Data entries
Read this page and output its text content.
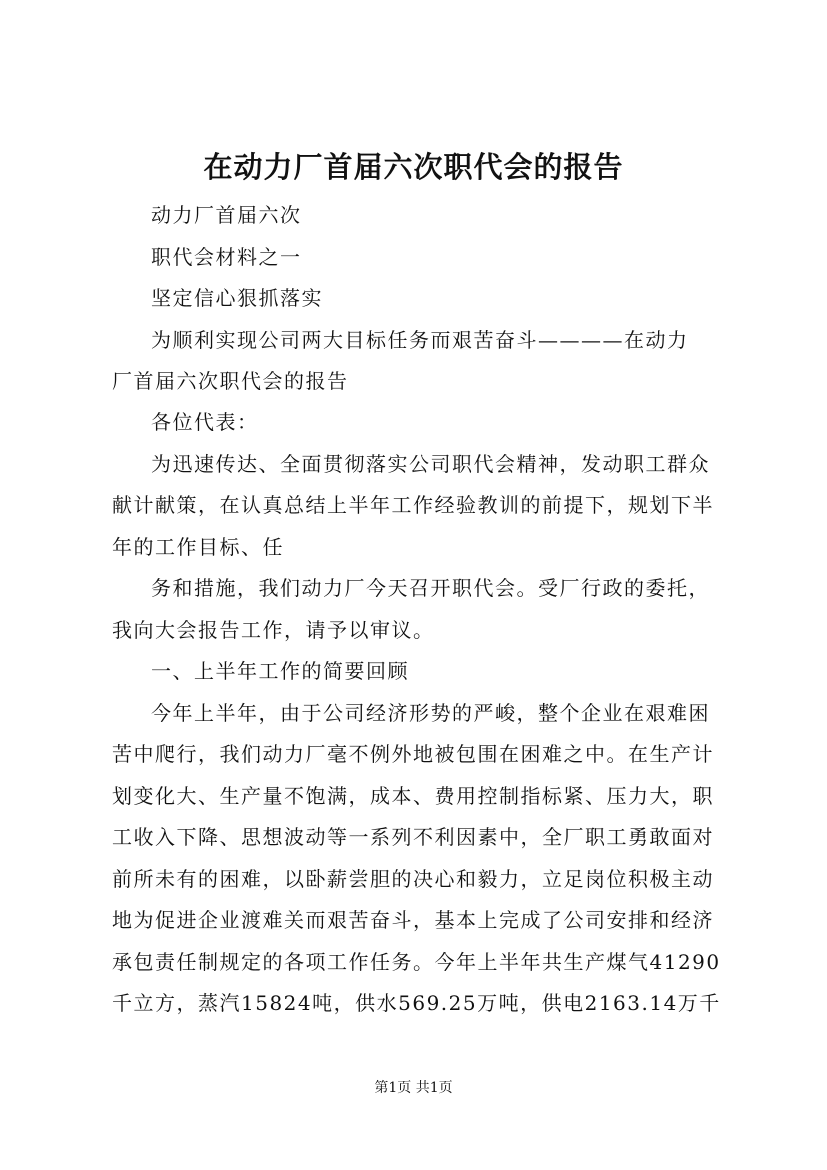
在动力厂首届六次职代会的报告
动力厂首届六次
职代会材料之一
坚定信心狠抓落实
为顺利实现公司两大目标任务而艰苦奋斗————在动力
厂首届六次职代会的报告
各位代表：
为迅速传达、全面贯彻落实公司职代会精神，发动职工群众
献计献策，在认真总结上半年工作经验教训的前提下，规划下半
年的工作目标、任
务和措施，我们动力厂今天召开职代会。受厂行政的委托，
我向大会报告工作，请予以审议。
一、上半年工作的简要回顾
今年上半年，由于公司经济形势的严峻，整个企业在艰难困
苦中爬行，我们动力厂毫不例外地被包围在困难之中。在生产计
划变化大、生产量不饱满，成本、费用控制指标紧、压力大，职
工收入下降、思想波动等一系列不利因素中，全厂职工勇敢面对
前所未有的困难，以卧薪尝胆的决心和毅力，立足岗位积极主动
地为促进企业渡难关而艰苦奋斗，基本上完成了公司安排和经济
承包责任制规定的各项工作任务。今年上半年共生产煤气41290
千立方，蒸汽15824吨，供水569.25万吨，供电2163.14万千
第1页 共1页
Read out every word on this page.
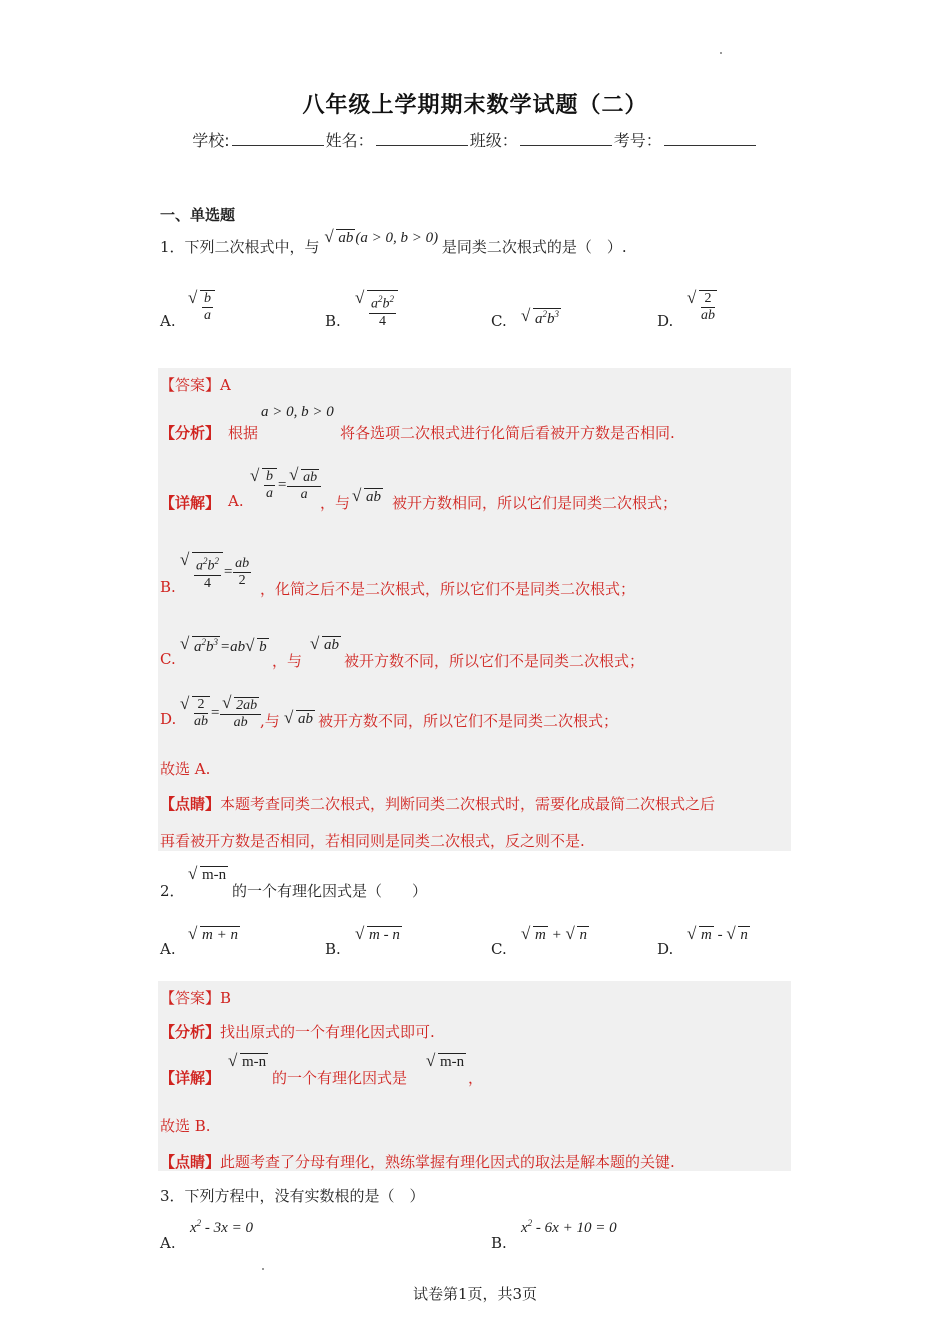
八年级上学期期末数学试题（二）
学校:	姓名：	班级：	考号：
一、单选题
1．下列二次根式中，与 √ ab (a > 0, b > 0) 是同类二次根式的是（　）.
A.
√ $\frac{b}{a}$	B.
√ $\frac{a^2b^2}{4}$	C.
√	$a^2b^3$	D.
√ $\frac{2}{ab}$
【答案】A
【分析】 根据
a > 0, b > 0
将各选项二次根式进行化简后看被开方数是否相同.
【详解】 A.
√ $\frac{b}{a}$ =
√ $\frac{ab}{a}$
，与
√	ab 被开方数相同，所以它们是同类二次根式；
B.
√ $\frac{a^2b^2}{4} = \frac{ab}{2}$
，化简之后不是二次根式，所以它们不是同类二次根式；
C.
√ $a^2b^3 =ab√$ b
，与
√ ab
被开方数不同，所以它们不是同类二次根式；
D.
√ $\frac{2}{ab}$ =
√ $\frac{2ab}{ab}$
,与
√	ab 被开方数不同，所以它们不是同类二次根式；
故选 A.
【点睛】本题考查同类二次根式，判断同类二次根式时，需要化成最简二次根式之后
再看被开方数是否相同，若相同则是同类二次根式，反之则不是.
2．
√ m-n
的一个有理化因式是（　　）
A.
√ m + n
B.
√ m - n
C.
√ m + √ n
D.
√ m - √ n
【答案】B
【分析】找出原式的一个有理化因式即可.
【详解】
√ m-n
的一个有理化因式是
√ m-n
，
故选 B.
【点睛】此题考查了分母有理化，熟练掌握有理化因式的取法是解本题的关键.
3．下列方程中，没有实数根的是（　）
A.
$x^2 - 3x = 0$
B.
$x^2 - 6x + 10 = 0$
试卷第1页，共3页
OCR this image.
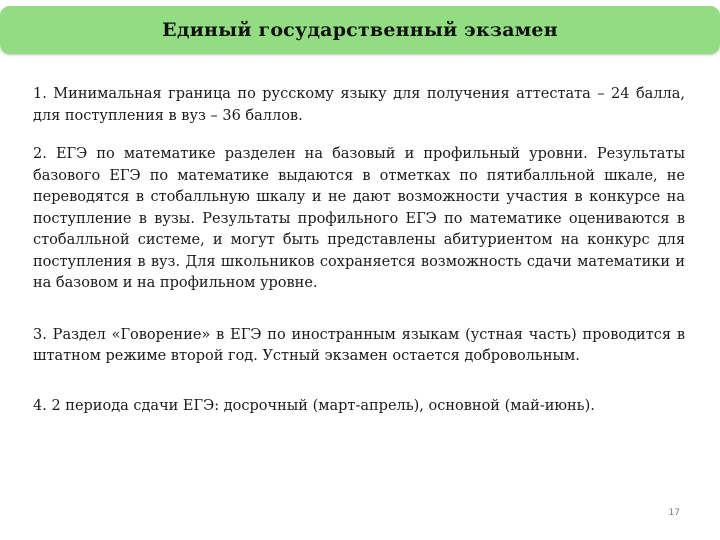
Единый государственный экзамен

1. Минимальная граница по русскому языку для получения аттестата – 24 балла, для поступления в вуз – 36 баллов.

2. ЕГЭ по математике разделен на базовый и профильный уровни. Результаты базового ЕГЭ по математике выдаются в отметках по пятибалльной шкале, не переводятся в стобалльную шкалу и не дают возможности участия в конкурсе на поступление в вузы. Результаты профильного ЕГЭ по математике оцениваются в стобалльной системе, и могут быть представлены абитуриентом на конкурс для поступления в вуз. Для школьников сохраняется возможность сдачи математики и на базовом и на профильном уровне.

3. Раздел «Говорение» в ЕГЭ по иностранным языкам (устная часть) проводится в штатном режиме второй год. Устный экзамен остается добровольным.

4. 2 периода сдачи ЕГЭ: досрочный (март-апрель), основной (май-июнь).

17
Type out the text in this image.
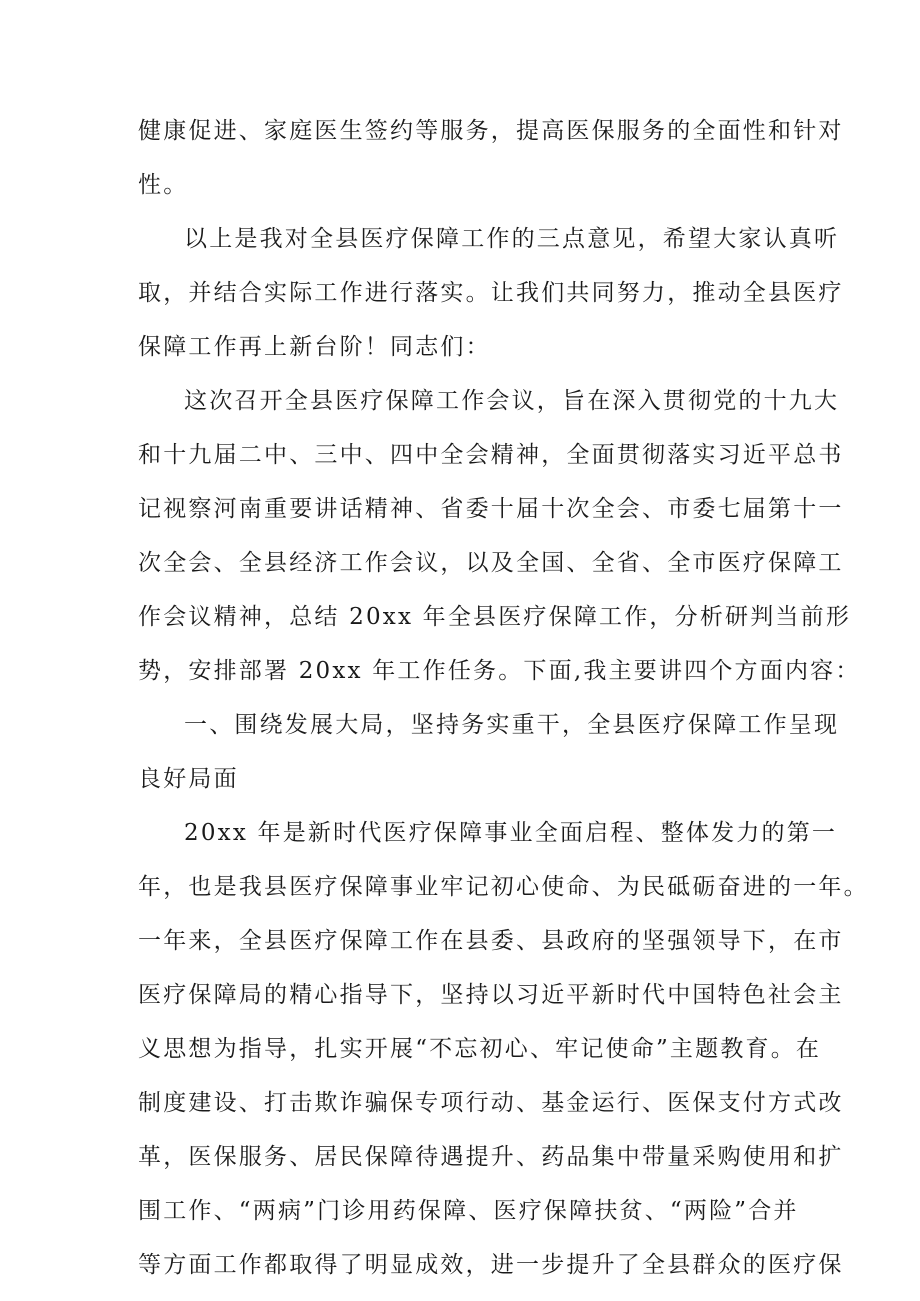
健康促进、家庭医生签约等服务，提高医保服务的全面性和针对
性。
以上是我对全县医疗保障工作的三点意见，希望大家认真听
取，并结合实际工作进行落实。让我们共同努力，推动全县医疗
保障工作再上新台阶！同志们：
这次召开全县医疗保障工作会议，旨在深入贯彻党的十九大
和十九届二中、三中、四中全会精神，全面贯彻落实习近平总书
记视察河南重要讲话精神、省委十届十次全会、市委七届第十一
次全会、全县经济工作会议，以及全国、全省、全市医疗保障工
作会议精神，总结 20xx 年全县医疗保障工作，分析研判当前形
势，安排部署 20xx 年工作任务。下面,我主要讲四个方面内容：
一、围绕发展大局，坚持务实重干，全县医疗保障工作呈现
良好局面
20xx 年是新时代医疗保障事业全面启程、整体发力的第一
年，也是我县医疗保障事业牢记初心使命、为民砥砺奋进的一年。
一年来，全县医疗保障工作在县委、县政府的坚强领导下，在市
医疗保障局的精心指导下，坚持以习近平新时代中国特色社会主
义思想为指导，扎实开展“不忘初心、牢记使命”主题教育。在
制度建设、打击欺诈骗保专项行动、基金运行、医保支付方式改
革，医保服务、居民保障待遇提升、药品集中带量采购使用和扩
围工作、“两病”门诊用药保障、医疗保障扶贫、“两险”合并
等方面工作都取得了明显成效，进一步提升了全县群众的医疗保
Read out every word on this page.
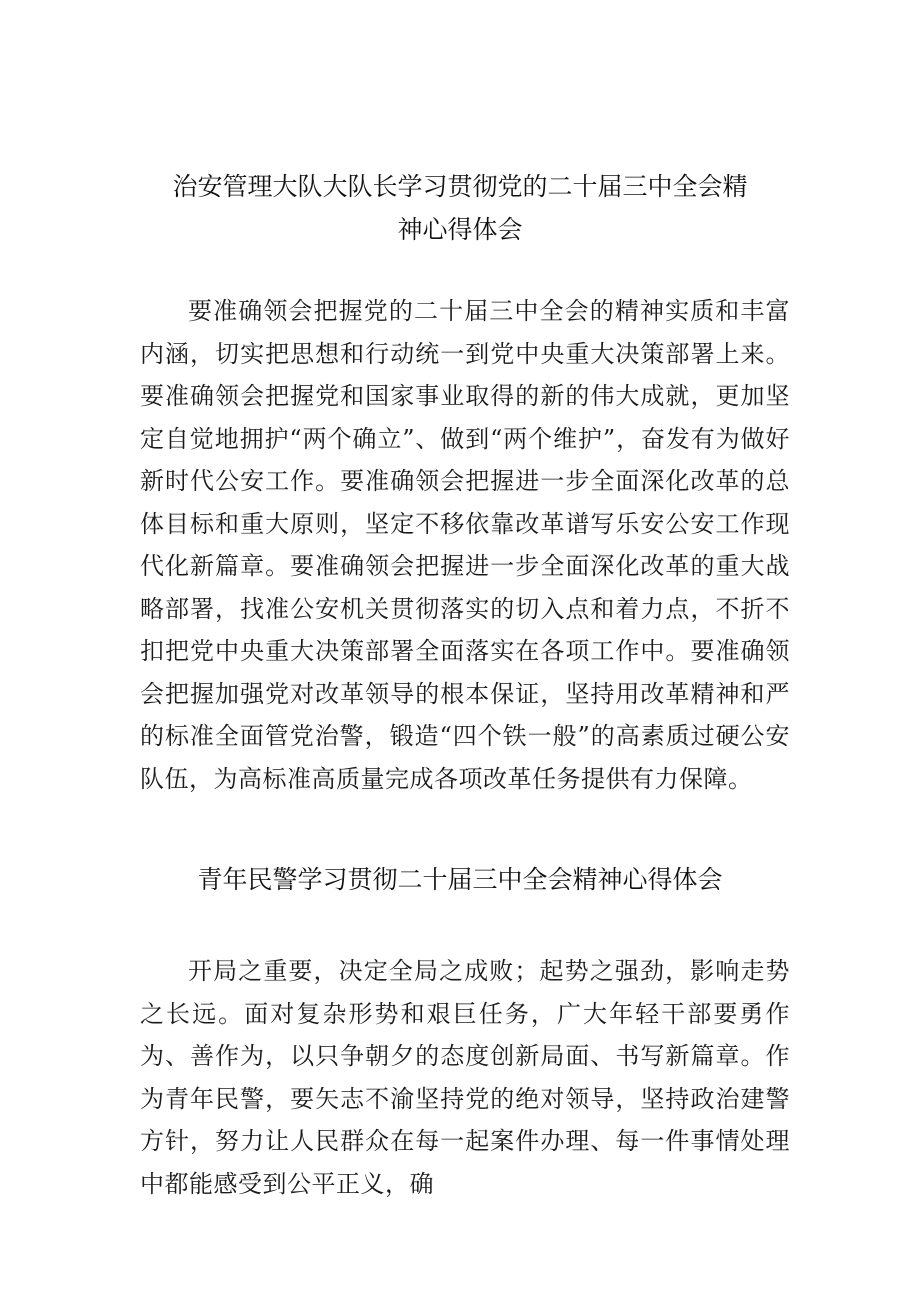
治安管理大队大队长学习贯彻党的二十届三中全会精
神心得体会

要准确领会把握党的二十届三中全会的精神实质和丰富内涵，切实把思想和行动统一到党中央重大决策部署上来。要准确领会把握党和国家事业取得的新的伟大成就，更加坚定自觉地拥护“两个确立”、做到“两个维护”，奋发有为做好新时代公安工作。要准确领会把握进一步全面深化改革的总体目标和重大原则，坚定不移依靠改革谱写乐安公安工作现代化新篇章。要准确领会把握进一步全面深化改革的重大战略部署，找准公安机关贯彻落实的切入点和着力点，不折不扣把党中央重大决策部署全面落实在各项工作中。要准确领会把握加强党对改革领导的根本保证，坚持用改革精神和严的标准全面管党治警，锻造“四个铁一般”的高素质过硬公安队伍，为高标准高质量完成各项改革任务提供有力保障。

青年民警学习贯彻二十届三中全会精神心得体会

开局之重要，决定全局之成败；起势之强劲，影响走势之长远。面对复杂形势和艰巨任务，广大年轻干部要勇作为、善作为，以只争朝夕的态度创新局面、书写新篇章。作为青年民警，要矢志不渝坚持党的绝对领导，坚持政治建警方针，努力让人民群众在每一起案件办理、每一件事情处理中都能感受到公平正义，确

# Directive
Take the listing above and restate it word for word, without its pictures.

# Solution for this task
Read this page and output its text content.
在动力厂首届六次职代会的报告
动力厂首届六次
职代会材料之一
坚定信心狠抓落实
为顺利实现公司两大目标任务而艰苦奋斗————在动力
厂首届六次职代会的报告
各位代表：
为迅速传达、全面贯彻落实公司职代会精神，发动职工群众
献计献策，在认真总结上半年工作经验教训的前提下，规划下半
年的工作目标、任
务和措施，我们动力厂今天召开职代会。受厂行政的委托，
我向大会报告工作，请予以审议。
一、上半年工作的简要回顾
今年上半年，由于公司经济形势的严峻，整个企业在艰难困
苦中爬行，我们动力厂毫不例外地被包围在困难之中。在生产计
划变化大、生产量不饱满，成本、费用控制指标紧、压力大，职
工收入下降、思想波动等一系列不利因素中，全厂职工勇敢面对
前所未有的困难，以卧薪尝胆的决心和毅力，立足岗位积极主动
地为促进企业渡难关而艰苦奋斗，基本上完成了公司安排和经济
承包责任制规定的各项工作任务。今年上半年共生产煤气41290
千立方，蒸汽15824吨，供水569.25万吨，供电2163.14万千
第1页 共1页
Read out every word on this page.
八年级上学期期末数学试题（二）
学校:	姓名：	班级：	考号：
一、单选题
1．下列二次根式中，与 √ ab (a > 0, b > 0) 是同类二次根式的是（　）.
A.
√ $\frac{b}{a}$	B.
√ $\frac{a^2b^2}{4}$	C.
√	$a^2b^3$	D.
√ $\frac{2}{ab}$
【答案】A
【分析】 根据
a > 0, b > 0
将各选项二次根式进行化简后看被开方数是否相同.
【详解】 A.
√ $\frac{b}{a}$ =
√ $\frac{ab}{a}$
，与
√	ab 被开方数相同，所以它们是同类二次根式；
B.
√ $\frac{a^2b^2}{4} = \frac{ab}{2}$
，化简之后不是二次根式，所以它们不是同类二次根式；
C.
√ $a^2b^3 =ab√$ b
，与
√ ab
被开方数不同，所以它们不是同类二次根式；
D.
√ $\frac{2}{ab}$ =
√ $\frac{2ab}{ab}$
,与
√	ab 被开方数不同，所以它们不是同类二次根式；
故选 A.
【点睛】本题考查同类二次根式，判断同类二次根式时，需要化成最简二次根式之后
再看被开方数是否相同，若相同则是同类二次根式，反之则不是.
2．
√ m-n
的一个有理化因式是（　　）
A.
√ m + n
B.
√ m - n
C.
√ m + √ n
D.
√ m - √ n
【答案】B
【分析】找出原式的一个有理化因式即可.
【详解】
√ m-n
的一个有理化因式是
√ m-n
，
故选 B.
【点睛】此题考查了分母有理化，熟练掌握有理化因式的取法是解本题的关键.
3．下列方程中，没有实数根的是（　）
A.
$x^2 - 3x = 0$
B.
$x^2 - 6x + 10 = 0$
试卷第1页，共3页
OCR this image.
Единый государственный экзамен

1. Минимальная граница по русскому языку для получения аттестата – 24 балла, для поступления в вуз – 36 баллов.

2. ЕГЭ по математике разделен на базовый и профильный уровни. Результаты базового ЕГЭ по математике выдаются в отметках по пятибалльной шкале, не переводятся в стобалльную шкалу и не дают возможности участия в конкурсе на поступление в вузы. Результаты профильного ЕГЭ по математике оцениваются в стобалльной системе, и могут быть представлены абитуриентом на конкурс для поступления в вуз. Для школьников сохраняется возможность сдачи математики и на базовом и на профильном уровне.

3. Раздел «Говорение» в ЕГЭ по иностранным языкам (устная часть) проводится в штатном режиме второй год. Устный экзамен остается добровольным.

4. 2 периода сдачи ЕГЭ: досрочный (март-апрель), основной (май-июнь).

17
Type out the text in this image.
健康促进、家庭医生签约等服务，提高医保服务的全面性和针对
性。
以上是我对全县医疗保障工作的三点意见，希望大家认真听
取，并结合实际工作进行落实。让我们共同努力，推动全县医疗
保障工作再上新台阶！同志们：
这次召开全县医疗保障工作会议，旨在深入贯彻党的十九大
和十九届二中、三中、四中全会精神，全面贯彻落实习近平总书
记视察河南重要讲话精神、省委十届十次全会、市委七届第十一
次全会、全县经济工作会议，以及全国、全省、全市医疗保障工
作会议精神，总结 20xx 年全县医疗保障工作，分析研判当前形
势，安排部署 20xx 年工作任务。下面,我主要讲四个方面内容：
一、围绕发展大局，坚持务实重干，全县医疗保障工作呈现
良好局面
20xx 年是新时代医疗保障事业全面启程、整体发力的第一
年，也是我县医疗保障事业牢记初心使命、为民砥砺奋进的一年。
一年来，全县医疗保障工作在县委、县政府的坚强领导下，在市
医疗保障局的精心指导下，坚持以习近平新时代中国特色社会主
义思想为指导，扎实开展“不忘初心、牢记使命”主题教育。在
制度建设、打击欺诈骗保专项行动、基金运行、医保支付方式改
革，医保服务、居民保障待遇提升、药品集中带量采购使用和扩
围工作、“两病”门诊用药保障、医疗保障扶贫、“两险”合并
等方面工作都取得了明显成效，进一步提升了全县群众的医疗保
Read out every word on this page.
治安管理大队大队长学习贯彻党的二十届三中全会精
神心得体会

要准确领会把握党的二十届三中全会的精神实质和丰富内涵，切实把思想和行动统一到党中央重大决策部署上来。要准确领会把握党和国家事业取得的新的伟大成就，更加坚定自觉地拥护“两个确立”、做到“两个维护”，奋发有为做好新时代公安工作。要准确领会把握进一步全面深化改革的总体目标和重大原则，坚定不移依靠改革谱写乐安公安工作现代化新篇章。要准确领会把握进一步全面深化改革的重大战略部署，找准公安机关贯彻落实的切入点和着力点，不折不扣把党中央重大决策部署全面落实在各项工作中。要准确领会把握加强党对改革领导的根本保证，坚持用改革精神和严的标准全面管党治警，锻造“四个铁一般”的高素质过硬公安队伍，为高标准高质量完成各项改革任务提供有力保障。

青年民警学习贯彻二十届三中全会精神心得体会

开局之重要，决定全局之成败；起势之强劲，影响走势之长远。面对复杂形势和艰巨任务，广大年轻干部要勇作为、善作为，以只争朝夕的态度创新局面、书写新篇章。作为青年民警，要矢志不渝坚持党的绝对领导，坚持政治建警方针，努力让人民群众在每一起案件办理、每一件事情处理中都能感受到公平正义，确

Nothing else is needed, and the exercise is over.